[What the task asks] Images do not belong in the copy. Retype all the entries below exactly.

[Dataset excerpts]
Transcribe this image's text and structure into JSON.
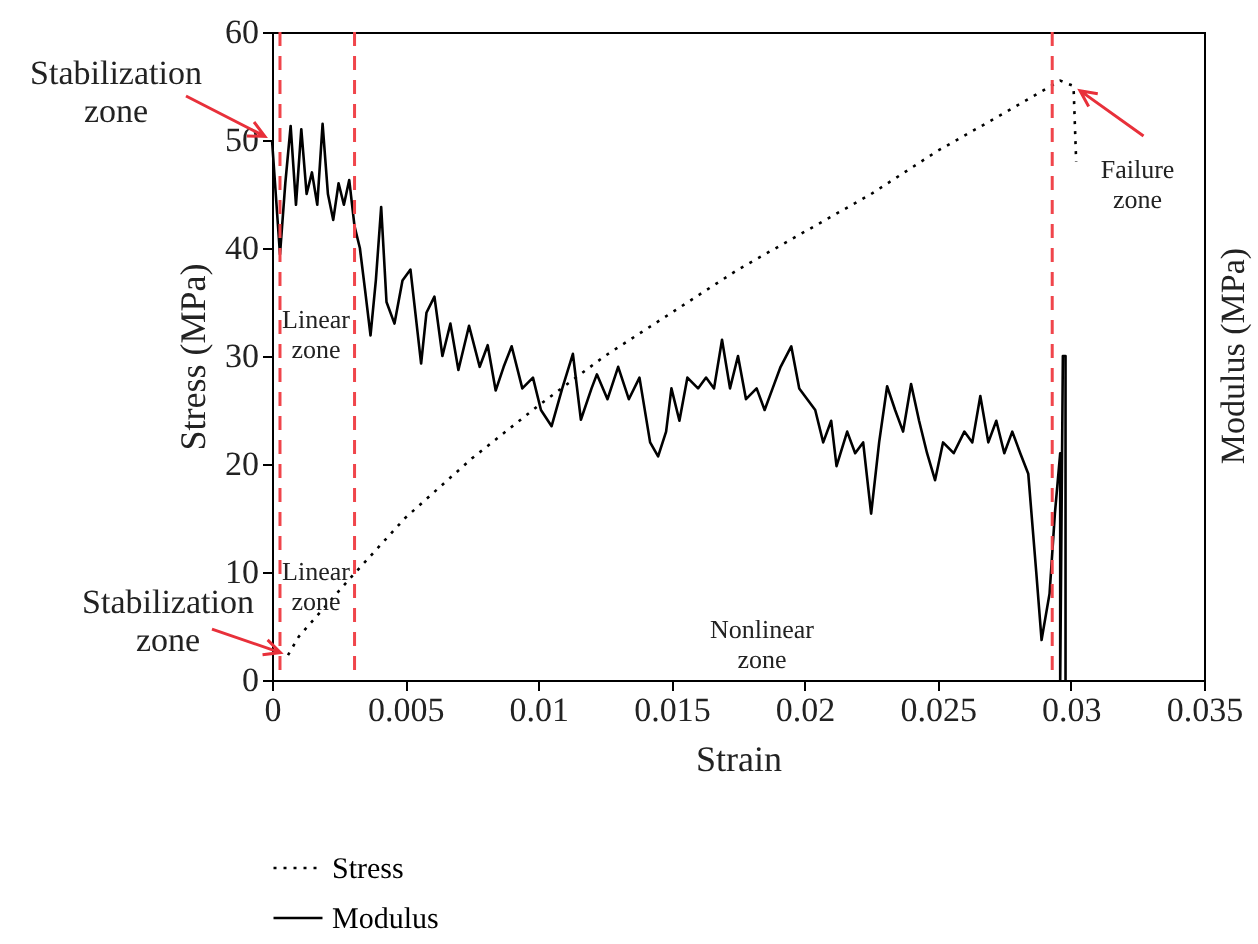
{
  "chart_data": {
    "type": "line",
    "xlabel": "Strain",
    "ylabel": "Stress (MPa)",
    "y2label": "Modulus (MPa)",
    "xlim": [
      0,
      0.035
    ],
    "xticks": [
      0,
      0.005,
      0.01,
      0.015,
      0.02,
      0.025,
      0.03,
      0.035
    ],
    "ylim": [
      0,
      60
    ],
    "yticks": [
      0,
      10,
      20,
      30,
      40,
      50,
      60
    ],
    "grid": false,
    "legend": "bottom",
    "series": [
      {
        "name": "Stress",
        "color": "#000000",
        "line_style": "dotted",
        "x": [
          0.0006,
          0.001,
          0.002,
          0.003,
          0.005,
          0.0075,
          0.01,
          0.0125,
          0.015,
          0.0175,
          0.02,
          0.0225,
          0.025,
          0.0275,
          0.0296,
          0.0301,
          0.0302
        ],
        "values": [
          2.3,
          4,
          6.8,
          9.6,
          15,
          20.5,
          25.4,
          30,
          34,
          38,
          41.5,
          45,
          49,
          52.5,
          55.5,
          55,
          48
        ]
      },
      {
        "name": "Modulus",
        "color": "#000000",
        "line_style": "solid",
        "x": [
          0,
          0.0003,
          0.0005,
          0.0007,
          0.0009,
          0.0011,
          0.0013,
          0.0015,
          0.0017,
          0.0019,
          0.0021,
          0.0023,
          0.0025,
          0.0027,
          0.0029,
          0.0031,
          0.0033,
          0.0035,
          0.0037,
          0.0039,
          0.0041,
          0.0043,
          0.0046,
          0.0049,
          0.0052,
          0.0056,
          0.0058,
          0.0061,
          0.0064,
          0.0067,
          0.007,
          0.0074,
          0.0078,
          0.0081,
          0.0084,
          0.0087,
          0.009,
          0.0094,
          0.0098,
          0.0101,
          0.0105,
          0.0109,
          0.0113,
          0.0116,
          0.012,
          0.0122,
          0.0126,
          0.013,
          0.0134,
          0.0138,
          0.0142,
          0.0145,
          0.0148,
          0.015,
          0.0153,
          0.0156,
          0.016,
          0.0163,
          0.0166,
          0.0169,
          0.0172,
          0.0175,
          0.0178,
          0.0182,
          0.0185,
          0.0188,
          0.0191,
          0.0195,
          0.0198,
          0.0201,
          0.0204,
          0.0207,
          0.021,
          0.0212,
          0.0216,
          0.0219,
          0.0222,
          0.0225,
          0.0228,
          0.0231,
          0.0234,
          0.0237,
          0.024,
          0.0243,
          0.0246,
          0.0249,
          0.0252,
          0.0256,
          0.026,
          0.0263,
          0.0266,
          0.0269,
          0.0272,
          0.0275,
          0.0278,
          0.0281,
          0.0284,
          0.0287,
          0.0289,
          0.0292,
          0.0294,
          0.0296,
          0.0296,
          0.0297,
          0.0298,
          0.0298
        ],
        "values": [
          50,
          39.4,
          46,
          51.3,
          44,
          51,
          45,
          47,
          44,
          51.5,
          45,
          42.6,
          46,
          44,
          46.3,
          42,
          40,
          36,
          31.9,
          37,
          43.8,
          35,
          33,
          37,
          38,
          29.3,
          34,
          35.5,
          30,
          33,
          28.7,
          32.8,
          29,
          31,
          26.8,
          29,
          30.9,
          27,
          28,
          25,
          23.5,
          27,
          30.2,
          24.1,
          27,
          28.3,
          26,
          29,
          26,
          28,
          22,
          20.7,
          23,
          27,
          24,
          28,
          27,
          28,
          27,
          31.5,
          27,
          30,
          26,
          27,
          25,
          27,
          29,
          30.9,
          27,
          26,
          25,
          22,
          24,
          19.8,
          23,
          21,
          22,
          15.4,
          22,
          27.2,
          25,
          23,
          27.4,
          24,
          21,
          18.5,
          22,
          21,
          23,
          22,
          26.3,
          22,
          24,
          21,
          23,
          21,
          19.1,
          10,
          3.7,
          8,
          15.4,
          21,
          0,
          30,
          30,
          0
        ]
      }
    ],
    "ref_lines": [
      {
        "axis": "x",
        "value": 0.0003,
        "color": "#f0454b",
        "line_style": "dashed"
      },
      {
        "axis": "x",
        "value": 0.0031,
        "color": "#f0454b",
        "line_style": "dashed"
      },
      {
        "axis": "x",
        "value": 0.0293,
        "color": "#f0454b",
        "line_style": "dashed"
      }
    ],
    "annotations": [
      {
        "text": "Stabilization zone",
        "x": 0,
        "y": 50
      },
      {
        "text": "Stabilization zone",
        "x": 0.0006,
        "y": 2.3
      },
      "Linear zone",
      "Linear zone",
      "Nonlinear zone",
      {
        "text": "Failure zone",
        "x": 0.0301,
        "y": 55
      }
    ]
  }
}
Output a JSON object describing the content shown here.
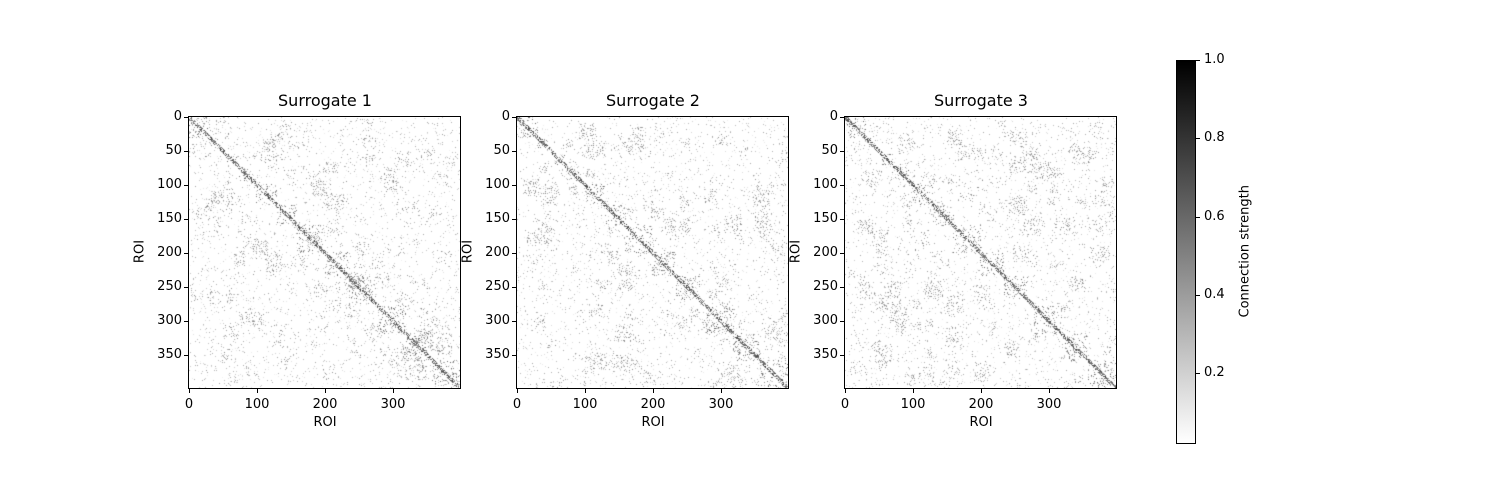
{
  "chart_data": [
    {
      "type": "heatmap",
      "title": "Surrogate 1",
      "xlabel": "ROI",
      "ylabel": "ROI",
      "xticks": [
        0,
        100,
        200,
        300
      ],
      "yticks": [
        0,
        50,
        100,
        150,
        200,
        250,
        300,
        350
      ],
      "xlim": [
        0,
        399
      ],
      "ylim": [
        399,
        0
      ],
      "matrix_size": 400,
      "colormap": "Greys",
      "description": "Sparse symmetric connectivity matrix with strong diagonal and block structure"
    },
    {
      "type": "heatmap",
      "title": "Surrogate 2",
      "xlabel": "ROI",
      "ylabel": "ROI",
      "xticks": [
        0,
        100,
        200,
        300
      ],
      "yticks": [
        0,
        50,
        100,
        150,
        200,
        250,
        300,
        350
      ],
      "xlim": [
        0,
        399
      ],
      "ylim": [
        399,
        0
      ],
      "matrix_size": 400,
      "colormap": "Greys",
      "description": "Sparse symmetric connectivity matrix with strong diagonal and block structure"
    },
    {
      "type": "heatmap",
      "title": "Surrogate 3",
      "xlabel": "ROI",
      "ylabel": "ROI",
      "xticks": [
        0,
        100,
        200,
        300
      ],
      "yticks": [
        0,
        50,
        100,
        150,
        200,
        250,
        300,
        350
      ],
      "xlim": [
        0,
        399
      ],
      "ylim": [
        399,
        0
      ],
      "matrix_size": 400,
      "colormap": "Greys",
      "description": "Sparse symmetric connectivity matrix with strong diagonal and block structure"
    }
  ],
  "colorbar": {
    "label": "Connection strength",
    "ticks": [
      "0.2",
      "0.4",
      "0.6",
      "0.8",
      "1.0"
    ],
    "range": [
      0.02,
      1.0
    ],
    "colors": {
      "low": "#ffffff",
      "high": "#000000"
    }
  },
  "panels": [
    {
      "title": "Surrogate 1",
      "seed": 11
    },
    {
      "title": "Surrogate 2",
      "seed": 23
    },
    {
      "title": "Surrogate 3",
      "seed": 37
    }
  ],
  "axis": {
    "xlabel": "ROI",
    "ylabel": "ROI",
    "xtick_labels": [
      "0",
      "100",
      "200",
      "300"
    ],
    "ytick_labels": [
      "0",
      "50",
      "100",
      "150",
      "200",
      "250",
      "300",
      "350"
    ]
  }
}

[In response]
Transcribe this image's text and structure into JSON.
{
  "chart_data": {
    "type": "line",
    "xlabel": "Strain",
    "ylabel": "Stress (MPa)",
    "y2label": "Modulus (MPa)",
    "xlim": [
      0,
      0.035
    ],
    "xticks": [
      0,
      0.005,
      0.01,
      0.015,
      0.02,
      0.025,
      0.03,
      0.035
    ],
    "ylim": [
      0,
      60
    ],
    "yticks": [
      0,
      10,
      20,
      30,
      40,
      50,
      60
    ],
    "grid": false,
    "legend": "bottom",
    "series": [
      {
        "name": "Stress",
        "color": "#000000",
        "line_style": "dotted",
        "x": [
          0.0006,
          0.001,
          0.002,
          0.003,
          0.005,
          0.0075,
          0.01,
          0.0125,
          0.015,
          0.0175,
          0.02,
          0.0225,
          0.025,
          0.0275,
          0.0296,
          0.0301,
          0.0302
        ],
        "values": [
          2.3,
          4,
          6.8,
          9.6,
          15,
          20.5,
          25.4,
          30,
          34,
          38,
          41.5,
          45,
          49,
          52.5,
          55.5,
          55,
          48
        ]
      },
      {
        "name": "Modulus",
        "color": "#000000",
        "line_style": "solid",
        "x": [
          0,
          0.0003,
          0.0005,
          0.0007,
          0.0009,
          0.0011,
          0.0013,
          0.0015,
          0.0017,
          0.0019,
          0.0021,
          0.0023,
          0.0025,
          0.0027,
          0.0029,
          0.0031,
          0.0033,
          0.0035,
          0.0037,
          0.0039,
          0.0041,
          0.0043,
          0.0046,
          0.0049,
          0.0052,
          0.0056,
          0.0058,
          0.0061,
          0.0064,
          0.0067,
          0.007,
          0.0074,
          0.0078,
          0.0081,
          0.0084,
          0.0087,
          0.009,
          0.0094,
          0.0098,
          0.0101,
          0.0105,
          0.0109,
          0.0113,
          0.0116,
          0.012,
          0.0122,
          0.0126,
          0.013,
          0.0134,
          0.0138,
          0.0142,
          0.0145,
          0.0148,
          0.015,
          0.0153,
          0.0156,
          0.016,
          0.0163,
          0.0166,
          0.0169,
          0.0172,
          0.0175,
          0.0178,
          0.0182,
          0.0185,
          0.0188,
          0.0191,
          0.0195,
          0.0198,
          0.0201,
          0.0204,
          0.0207,
          0.021,
          0.0212,
          0.0216,
          0.0219,
          0.0222,
          0.0225,
          0.0228,
          0.0231,
          0.0234,
          0.0237,
          0.024,
          0.0243,
          0.0246,
          0.0249,
          0.0252,
          0.0256,
          0.026,
          0.0263,
          0.0266,
          0.0269,
          0.0272,
          0.0275,
          0.0278,
          0.0281,
          0.0284,
          0.0287,
          0.0289,
          0.0292,
          0.0294,
          0.0296,
          0.0296,
          0.0297,
          0.0298,
          0.0298
        ],
        "values": [
          50,
          39.4,
          46,
          51.3,
          44,
          51,
          45,
          47,
          44,
          51.5,
          45,
          42.6,
          46,
          44,
          46.3,
          42,
          40,
          36,
          31.9,
          37,
          43.8,
          35,
          33,
          37,
          38,
          29.3,
          34,
          35.5,
          30,
          33,
          28.7,
          32.8,
          29,
          31,
          26.8,
          29,
          30.9,
          27,
          28,
          25,
          23.5,
          27,
          30.2,
          24.1,
          27,
          28.3,
          26,
          29,
          26,
          28,
          22,
          20.7,
          23,
          27,
          24,
          28,
          27,
          28,
          27,
          31.5,
          27,
          30,
          26,
          27,
          25,
          27,
          29,
          30.9,
          27,
          26,
          25,
          22,
          24,
          19.8,
          23,
          21,
          22,
          15.4,
          22,
          27.2,
          25,
          23,
          27.4,
          24,
          21,
          18.5,
          22,
          21,
          23,
          22,
          26.3,
          22,
          24,
          21,
          23,
          21,
          19.1,
          10,
          3.7,
          8,
          15.4,
          21,
          0,
          30,
          30,
          0
        ]
      }
    ],
    "ref_lines": [
      {
        "axis": "x",
        "value": 0.0003,
        "color": "#f0454b",
        "line_style": "dashed"
      },
      {
        "axis": "x",
        "value": 0.0031,
        "color": "#f0454b",
        "line_style": "dashed"
      },
      {
        "axis": "x",
        "value": 0.0293,
        "color": "#f0454b",
        "line_style": "dashed"
      }
    ],
    "annotations": [
      {
        "text": "Stabilization zone",
        "x": 0,
        "y": 50
      },
      {
        "text": "Stabilization zone",
        "x": 0.0006,
        "y": 2.3
      },
      "Linear zone",
      "Linear zone",
      "Nonlinear zone",
      {
        "text": "Failure zone",
        "x": 0.0301,
        "y": 55
      }
    ]
  }
}
Output a JSON object describing the content shown here.
{
  "chart_data": [
    {
      "type": "heatmap",
      "title": "Surrogate 1",
      "xlabel": "ROI",
      "ylabel": "ROI",
      "xticks": [
        0,
        100,
        200,
        300
      ],
      "yticks": [
        0,
        50,
        100,
        150,
        200,
        250,
        300,
        350
      ],
      "xlim": [
        0,
        399
      ],
      "ylim": [
        399,
        0
      ],
      "matrix_size": 400,
      "colormap": "Greys",
      "description": "Sparse symmetric connectivity matrix with strong diagonal and block structure"
    },
    {
      "type": "heatmap",
      "title": "Surrogate 2",
      "xlabel": "ROI",
      "ylabel": "ROI",
      "xticks": [
        0,
        100,
        200,
        300
      ],
      "yticks": [
        0,
        50,
        100,
        150,
        200,
        250,
        300,
        350
      ],
      "xlim": [
        0,
        399
      ],
      "ylim": [
        399,
        0
      ],
      "matrix_size": 400,
      "colormap": "Greys",
      "description": "Sparse symmetric connectivity matrix with strong diagonal and block structure"
    },
    {
      "type": "heatmap",
      "title": "Surrogate 3",
      "xlabel": "ROI",
      "ylabel": "ROI",
      "xticks": [
        0,
        100,
        200,
        300
      ],
      "yticks": [
        0,
        50,
        100,
        150,
        200,
        250,
        300,
        350
      ],
      "xlim": [
        0,
        399
      ],
      "ylim": [
        399,
        0
      ],
      "matrix_size": 400,
      "colormap": "Greys",
      "description": "Sparse symmetric connectivity matrix with strong diagonal and block structure"
    }
  ],
  "colorbar": {
    "label": "Connection strength",
    "ticks": [
      "0.2",
      "0.4",
      "0.6",
      "0.8",
      "1.0"
    ],
    "range": [
      0.02,
      1.0
    ],
    "colors": {
      "low": "#ffffff",
      "high": "#000000"
    }
  },
  "panels": [
    {
      "title": "Surrogate 1",
      "seed": 11
    },
    {
      "title": "Surrogate 2",
      "seed": 23
    },
    {
      "title": "Surrogate 3",
      "seed": 37
    }
  ],
  "axis": {
    "xlabel": "ROI",
    "ylabel": "ROI",
    "xtick_labels": [
      "0",
      "100",
      "200",
      "300"
    ],
    "ytick_labels": [
      "0",
      "50",
      "100",
      "150",
      "200",
      "250",
      "300",
      "350"
    ]
  }
}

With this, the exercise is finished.